Collection entries
------------------------------------------------

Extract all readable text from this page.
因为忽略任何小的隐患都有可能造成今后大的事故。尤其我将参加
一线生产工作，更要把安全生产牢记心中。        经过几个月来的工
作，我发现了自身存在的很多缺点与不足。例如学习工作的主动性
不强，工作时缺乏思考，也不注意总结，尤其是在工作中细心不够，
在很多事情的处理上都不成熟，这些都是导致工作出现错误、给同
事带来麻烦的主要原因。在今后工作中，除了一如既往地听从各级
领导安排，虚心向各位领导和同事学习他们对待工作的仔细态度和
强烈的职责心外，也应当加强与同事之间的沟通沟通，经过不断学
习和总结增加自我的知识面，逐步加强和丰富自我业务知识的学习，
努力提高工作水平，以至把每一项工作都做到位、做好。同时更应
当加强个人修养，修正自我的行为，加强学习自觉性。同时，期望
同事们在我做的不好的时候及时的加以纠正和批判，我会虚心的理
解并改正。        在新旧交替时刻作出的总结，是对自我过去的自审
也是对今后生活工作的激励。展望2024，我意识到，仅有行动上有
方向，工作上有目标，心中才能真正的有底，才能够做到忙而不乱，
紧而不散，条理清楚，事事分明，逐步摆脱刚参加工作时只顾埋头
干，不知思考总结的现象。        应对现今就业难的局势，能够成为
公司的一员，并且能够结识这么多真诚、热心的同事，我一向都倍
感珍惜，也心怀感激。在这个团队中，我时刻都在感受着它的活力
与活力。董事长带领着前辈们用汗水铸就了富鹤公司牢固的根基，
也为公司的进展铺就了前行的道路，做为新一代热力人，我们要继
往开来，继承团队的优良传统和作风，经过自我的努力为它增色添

------------------------------------------------

▶ **Objective**
Set down the entries above again, word for word.

▶ **Result of the exercise**
Extract all readable text from this page.
因为忽略任何小的隐患都有可能造成今后大的事故。尤其我将参加
一线生产工作，更要把安全生产牢记心中。        经过几个月来的工
作，我发现了自身存在的很多缺点与不足。例如学习工作的主动性
不强，工作时缺乏思考，也不注意总结，尤其是在工作中细心不够，
在很多事情的处理上都不成熟，这些都是导致工作出现错误、给同
事带来麻烦的主要原因。在今后工作中，除了一如既往地听从各级
领导安排，虚心向各位领导和同事学习他们对待工作的仔细态度和
强烈的职责心外，也应当加强与同事之间的沟通沟通，经过不断学
习和总结增加自我的知识面，逐步加强和丰富自我业务知识的学习，
努力提高工作水平，以至把每一项工作都做到位、做好。同时更应
当加强个人修养，修正自我的行为，加强学习自觉性。同时，期望
同事们在我做的不好的时候及时的加以纠正和批判，我会虚心的理
解并改正。        在新旧交替时刻作出的总结，是对自我过去的自审
也是对今后生活工作的激励。展望2024，我意识到，仅有行动上有
方向，工作上有目标，心中才能真正的有底，才能够做到忙而不乱，
紧而不散，条理清楚，事事分明，逐步摆脱刚参加工作时只顾埋头
干，不知思考总结的现象。        应对现今就业难的局势，能够成为
公司的一员，并且能够结识这么多真诚、热心的同事，我一向都倍
感珍惜，也心怀感激。在这个团队中，我时刻都在感受着它的活力
与活力。董事长带领着前辈们用汗水铸就了富鹤公司牢固的根基，
也为公司的进展铺就了前行的道路，做为新一代热力人，我们要继
往开来，继承团队的优良传统和作风，经过自我的努力为它增色添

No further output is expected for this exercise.